## [Records about charts and figures]
========================================================================

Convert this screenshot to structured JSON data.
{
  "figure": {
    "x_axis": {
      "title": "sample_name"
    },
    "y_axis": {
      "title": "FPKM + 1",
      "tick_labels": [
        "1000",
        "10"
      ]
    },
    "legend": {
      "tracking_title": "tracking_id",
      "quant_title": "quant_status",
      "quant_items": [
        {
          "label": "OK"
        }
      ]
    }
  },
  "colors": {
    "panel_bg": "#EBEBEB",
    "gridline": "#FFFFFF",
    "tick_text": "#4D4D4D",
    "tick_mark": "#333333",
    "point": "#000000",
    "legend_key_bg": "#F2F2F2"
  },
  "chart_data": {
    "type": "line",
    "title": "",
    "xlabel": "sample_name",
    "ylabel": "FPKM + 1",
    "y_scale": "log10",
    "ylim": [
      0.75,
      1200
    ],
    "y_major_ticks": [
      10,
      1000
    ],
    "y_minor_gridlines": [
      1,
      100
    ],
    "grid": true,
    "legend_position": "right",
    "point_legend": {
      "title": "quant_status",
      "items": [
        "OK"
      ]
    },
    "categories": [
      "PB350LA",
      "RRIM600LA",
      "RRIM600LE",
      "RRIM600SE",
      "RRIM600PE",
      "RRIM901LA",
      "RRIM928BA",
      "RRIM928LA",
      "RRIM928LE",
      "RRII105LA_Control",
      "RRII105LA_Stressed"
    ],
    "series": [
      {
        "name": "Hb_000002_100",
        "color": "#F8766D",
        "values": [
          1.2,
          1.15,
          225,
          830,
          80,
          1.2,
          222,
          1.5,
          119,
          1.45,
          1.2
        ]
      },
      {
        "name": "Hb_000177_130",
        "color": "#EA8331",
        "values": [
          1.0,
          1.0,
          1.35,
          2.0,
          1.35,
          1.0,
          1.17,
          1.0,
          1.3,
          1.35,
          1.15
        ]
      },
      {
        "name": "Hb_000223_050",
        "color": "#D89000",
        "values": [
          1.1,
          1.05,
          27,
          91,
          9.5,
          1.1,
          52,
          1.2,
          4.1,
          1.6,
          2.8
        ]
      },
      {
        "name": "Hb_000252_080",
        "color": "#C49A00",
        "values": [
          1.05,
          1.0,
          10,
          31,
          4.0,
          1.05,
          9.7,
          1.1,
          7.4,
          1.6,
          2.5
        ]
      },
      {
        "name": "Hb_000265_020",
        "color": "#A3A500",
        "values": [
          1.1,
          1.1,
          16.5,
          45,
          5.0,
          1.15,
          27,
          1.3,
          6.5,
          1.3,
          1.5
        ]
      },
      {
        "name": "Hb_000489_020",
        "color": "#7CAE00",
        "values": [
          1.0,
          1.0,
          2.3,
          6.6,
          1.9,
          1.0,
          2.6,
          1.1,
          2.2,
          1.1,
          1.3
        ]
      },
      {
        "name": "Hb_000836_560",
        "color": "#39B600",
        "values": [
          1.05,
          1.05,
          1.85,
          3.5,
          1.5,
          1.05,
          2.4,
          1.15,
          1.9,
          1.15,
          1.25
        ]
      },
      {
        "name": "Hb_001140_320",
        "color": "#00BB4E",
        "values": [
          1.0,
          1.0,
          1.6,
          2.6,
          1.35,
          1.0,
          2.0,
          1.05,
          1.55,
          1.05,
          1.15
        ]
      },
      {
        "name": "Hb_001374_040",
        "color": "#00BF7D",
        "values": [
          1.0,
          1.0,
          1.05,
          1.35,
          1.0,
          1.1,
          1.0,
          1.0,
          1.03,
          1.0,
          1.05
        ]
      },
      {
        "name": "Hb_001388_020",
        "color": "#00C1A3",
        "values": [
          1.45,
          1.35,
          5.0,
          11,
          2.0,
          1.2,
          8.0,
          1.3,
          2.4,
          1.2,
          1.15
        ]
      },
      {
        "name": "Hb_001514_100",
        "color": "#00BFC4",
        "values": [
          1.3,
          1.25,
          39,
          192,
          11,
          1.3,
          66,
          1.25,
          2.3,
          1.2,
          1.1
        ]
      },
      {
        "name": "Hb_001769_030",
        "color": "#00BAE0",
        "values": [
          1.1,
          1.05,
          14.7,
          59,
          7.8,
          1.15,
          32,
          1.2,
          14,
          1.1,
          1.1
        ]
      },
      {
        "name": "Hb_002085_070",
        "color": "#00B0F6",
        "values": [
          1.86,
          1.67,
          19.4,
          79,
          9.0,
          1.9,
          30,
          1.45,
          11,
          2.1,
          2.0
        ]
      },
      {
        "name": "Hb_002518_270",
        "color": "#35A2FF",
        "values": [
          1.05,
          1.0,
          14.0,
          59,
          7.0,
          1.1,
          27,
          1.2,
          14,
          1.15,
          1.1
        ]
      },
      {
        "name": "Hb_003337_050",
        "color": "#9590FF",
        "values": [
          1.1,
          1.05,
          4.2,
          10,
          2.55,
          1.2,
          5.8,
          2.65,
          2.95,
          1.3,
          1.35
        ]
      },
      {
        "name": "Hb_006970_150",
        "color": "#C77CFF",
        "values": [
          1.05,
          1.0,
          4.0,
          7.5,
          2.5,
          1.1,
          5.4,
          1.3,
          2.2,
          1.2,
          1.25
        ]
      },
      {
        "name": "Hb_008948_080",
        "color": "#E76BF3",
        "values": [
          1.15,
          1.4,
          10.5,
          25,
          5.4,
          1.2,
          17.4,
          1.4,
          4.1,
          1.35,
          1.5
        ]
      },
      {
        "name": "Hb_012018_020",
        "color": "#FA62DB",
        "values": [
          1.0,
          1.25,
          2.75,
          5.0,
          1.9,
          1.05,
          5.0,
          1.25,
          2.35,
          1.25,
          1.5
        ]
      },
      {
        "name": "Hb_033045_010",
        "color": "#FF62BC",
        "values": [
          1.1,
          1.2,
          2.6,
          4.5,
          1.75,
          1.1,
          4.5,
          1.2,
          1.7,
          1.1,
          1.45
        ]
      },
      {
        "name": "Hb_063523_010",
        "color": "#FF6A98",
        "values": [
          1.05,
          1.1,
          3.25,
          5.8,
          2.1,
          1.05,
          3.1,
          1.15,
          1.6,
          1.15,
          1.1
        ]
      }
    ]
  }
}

========================================================================

## [SET PROBLEM]
Write out all the data again, exactly as it appears.

## [WRITTEN SOLUTION]
Convert this screenshot to structured JSON data.
{
  "figure": {
    "x_axis": {
      "title": "sample_name"
    },
    "y_axis": {
      "title": "FPKM + 1",
      "tick_labels": [
        "1000",
        "10"
      ]
    },
    "legend": {
      "tracking_title": "tracking_id",
      "quant_title": "quant_status",
      "quant_items": [
        {
          "label": "OK"
        }
      ]
    }
  },
  "colors": {
    "panel_bg": "#EBEBEB",
    "gridline": "#FFFFFF",
    "tick_text": "#4D4D4D",
    "tick_mark": "#333333",
    "point": "#000000",
    "legend_key_bg": "#F2F2F2"
  },
  "chart_data": {
    "type": "line",
    "title": "",
    "xlabel": "sample_name",
    "ylabel": "FPKM + 1",
    "y_scale": "log10",
    "ylim": [
      0.75,
      1200
    ],
    "y_major_ticks": [
      10,
      1000
    ],
    "y_minor_gridlines": [
      1,
      100
    ],
    "grid": true,
    "legend_position": "right",
    "point_legend": {
      "title": "quant_status",
      "items": [
        "OK"
      ]
    },
    "categories": [
      "PB350LA",
      "RRIM600LA",
      "RRIM600LE",
      "RRIM600SE",
      "RRIM600PE",
      "RRIM901LA",
      "RRIM928BA",
      "RRIM928LA",
      "RRIM928LE",
      "RRII105LA_Control",
      "RRII105LA_Stressed"
    ],
    "series": [
      {
        "name": "Hb_000002_100",
        "color": "#F8766D",
        "values": [
          1.2,
          1.15,
          225,
          830,
          80,
          1.2,
          222,
          1.5,
          119,
          1.45,
          1.2
        ]
      },
      {
        "name": "Hb_000177_130",
        "color": "#EA8331",
        "values": [
          1.0,
          1.0,
          1.35,
          2.0,
          1.35,
          1.0,
          1.17,
          1.0,
          1.3,
          1.35,
          1.15
        ]
      },
      {
        "name": "Hb_000223_050",
        "color": "#D89000",
        "values": [
          1.1,
          1.05,
          27,
          91,
          9.5,
          1.1,
          52,
          1.2,
          4.1,
          1.6,
          2.8
        ]
      },
      {
        "name": "Hb_000252_080",
        "color": "#C49A00",
        "values": [
          1.05,
          1.0,
          10,
          31,
          4.0,
          1.05,
          9.7,
          1.1,
          7.4,
          1.6,
          2.5
        ]
      },
      {
        "name": "Hb_000265_020",
        "color": "#A3A500",
        "values": [
          1.1,
          1.1,
          16.5,
          45,
          5.0,
          1.15,
          27,
          1.3,
          6.5,
          1.3,
          1.5
        ]
      },
      {
        "name": "Hb_000489_020",
        "color": "#7CAE00",
        "values": [
          1.0,
          1.0,
          2.3,
          6.6,
          1.9,
          1.0,
          2.6,
          1.1,
          2.2,
          1.1,
          1.3
        ]
      },
      {
        "name": "Hb_000836_560",
        "color": "#39B600",
        "values": [
          1.05,
          1.05,
          1.85,
          3.5,
          1.5,
          1.05,
          2.4,
          1.15,
          1.9,
          1.15,
          1.25
        ]
      },
      {
        "name": "Hb_001140_320",
        "color": "#00BB4E",
        "values": [
          1.0,
          1.0,
          1.6,
          2.6,
          1.35,
          1.0,
          2.0,
          1.05,
          1.55,
          1.05,
          1.15
        ]
      },
      {
        "name": "Hb_001374_040",
        "color": "#00BF7D",
        "values": [
          1.0,
          1.0,
          1.05,
          1.35,
          1.0,
          1.1,
          1.0,
          1.0,
          1.03,
          1.0,
          1.05
        ]
      },
      {
        "name": "Hb_001388_020",
        "color": "#00C1A3",
        "values": [
          1.45,
          1.35,
          5.0,
          11,
          2.0,
          1.2,
          8.0,
          1.3,
          2.4,
          1.2,
          1.15
        ]
      },
      {
        "name": "Hb_001514_100",
        "color": "#00BFC4",
        "values": [
          1.3,
          1.25,
          39,
          192,
          11,
          1.3,
          66,
          1.25,
          2.3,
          1.2,
          1.1
        ]
      },
      {
        "name": "Hb_001769_030",
        "color": "#00BAE0",
        "values": [
          1.1,
          1.05,
          14.7,
          59,
          7.8,
          1.15,
          32,
          1.2,
          14,
          1.1,
          1.1
        ]
      },
      {
        "name": "Hb_002085_070",
        "color": "#00B0F6",
        "values": [
          1.86,
          1.67,
          19.4,
          79,
          9.0,
          1.9,
          30,
          1.45,
          11,
          2.1,
          2.0
        ]
      },
      {
        "name": "Hb_002518_270",
        "color": "#35A2FF",
        "values": [
          1.05,
          1.0,
          14.0,
          59,
          7.0,
          1.1,
          27,
          1.2,
          14,
          1.15,
          1.1
        ]
      },
      {
        "name": "Hb_003337_050",
        "color": "#9590FF",
        "values": [
          1.1,
          1.05,
          4.2,
          10,
          2.55,
          1.2,
          5.8,
          2.65,
          2.95,
          1.3,
          1.35
        ]
      },
      {
        "name": "Hb_006970_150",
        "color": "#C77CFF",
        "values": [
          1.05,
          1.0,
          4.0,
          7.5,
          2.5,
          1.1,
          5.4,
          1.3,
          2.2,
          1.2,
          1.25
        ]
      },
      {
        "name": "Hb_008948_080",
        "color": "#E76BF3",
        "values": [
          1.15,
          1.4,
          10.5,
          25,
          5.4,
          1.2,
          17.4,
          1.4,
          4.1,
          1.35,
          1.5
        ]
      },
      {
        "name": "Hb_012018_020",
        "color": "#FA62DB",
        "values": [
          1.0,
          1.25,
          2.75,
          5.0,
          1.9,
          1.05,
          5.0,
          1.25,
          2.35,
          1.25,
          1.5
        ]
      },
      {
        "name": "Hb_033045_010",
        "color": "#FF62BC",
        "values": [
          1.1,
          1.2,
          2.6,
          4.5,
          1.75,
          1.1,
          4.5,
          1.2,
          1.7,
          1.1,
          1.45
        ]
      },
      {
        "name": "Hb_063523_010",
        "color": "#FF6A98",
        "values": [
          1.05,
          1.1,
          3.25,
          5.8,
          2.1,
          1.05,
          3.1,
          1.15,
          1.6,
          1.15,
          1.1
        ]
      }
    ]
  }
}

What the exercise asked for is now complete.